Dataset excerpts:

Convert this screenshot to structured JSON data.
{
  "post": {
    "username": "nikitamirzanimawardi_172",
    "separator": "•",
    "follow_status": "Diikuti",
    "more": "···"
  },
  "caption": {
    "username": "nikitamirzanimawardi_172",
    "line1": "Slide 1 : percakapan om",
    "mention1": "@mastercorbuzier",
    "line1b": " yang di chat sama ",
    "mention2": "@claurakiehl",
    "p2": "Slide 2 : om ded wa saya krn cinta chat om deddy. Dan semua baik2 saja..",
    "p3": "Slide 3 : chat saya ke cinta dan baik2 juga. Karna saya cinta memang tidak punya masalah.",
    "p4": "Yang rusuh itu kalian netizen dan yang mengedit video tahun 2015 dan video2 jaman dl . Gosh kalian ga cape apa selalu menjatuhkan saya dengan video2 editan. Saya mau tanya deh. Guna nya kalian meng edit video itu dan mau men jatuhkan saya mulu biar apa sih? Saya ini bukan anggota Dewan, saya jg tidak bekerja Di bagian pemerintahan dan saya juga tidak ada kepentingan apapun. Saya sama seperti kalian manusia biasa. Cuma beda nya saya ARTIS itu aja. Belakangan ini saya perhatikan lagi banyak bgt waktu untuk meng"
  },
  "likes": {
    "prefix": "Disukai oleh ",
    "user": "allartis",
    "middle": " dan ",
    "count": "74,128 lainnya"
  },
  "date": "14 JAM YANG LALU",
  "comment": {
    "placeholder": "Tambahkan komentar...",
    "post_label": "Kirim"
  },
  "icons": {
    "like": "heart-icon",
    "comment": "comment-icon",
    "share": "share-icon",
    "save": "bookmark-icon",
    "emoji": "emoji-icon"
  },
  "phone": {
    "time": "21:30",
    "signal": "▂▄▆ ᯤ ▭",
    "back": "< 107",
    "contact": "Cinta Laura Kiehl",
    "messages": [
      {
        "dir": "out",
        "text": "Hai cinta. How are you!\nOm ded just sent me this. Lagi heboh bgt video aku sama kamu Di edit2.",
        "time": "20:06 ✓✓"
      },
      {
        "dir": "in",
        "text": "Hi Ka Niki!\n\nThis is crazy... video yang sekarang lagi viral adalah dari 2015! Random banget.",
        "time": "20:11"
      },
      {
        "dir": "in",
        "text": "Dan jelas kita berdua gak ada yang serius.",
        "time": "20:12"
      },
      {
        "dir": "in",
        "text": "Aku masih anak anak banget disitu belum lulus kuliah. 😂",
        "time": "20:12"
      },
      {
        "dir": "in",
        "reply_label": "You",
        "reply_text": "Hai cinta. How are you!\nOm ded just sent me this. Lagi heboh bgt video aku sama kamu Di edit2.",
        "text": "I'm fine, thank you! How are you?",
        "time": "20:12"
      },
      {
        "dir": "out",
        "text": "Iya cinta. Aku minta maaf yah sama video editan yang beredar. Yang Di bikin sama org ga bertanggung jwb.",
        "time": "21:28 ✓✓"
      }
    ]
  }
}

What is expected: All lines in the listing above that contain "kamu" should be shown.

Output:
        "text": "Hai cinta. How are you!\nOm ded just sent me this. Lagi heboh bgt video aku sama kamu Di edit2.",
        "reply_text": "Hai cinta. How are you!\nOm ded just sent me this. Lagi heboh bgt video aku sama kamu Di edit2.",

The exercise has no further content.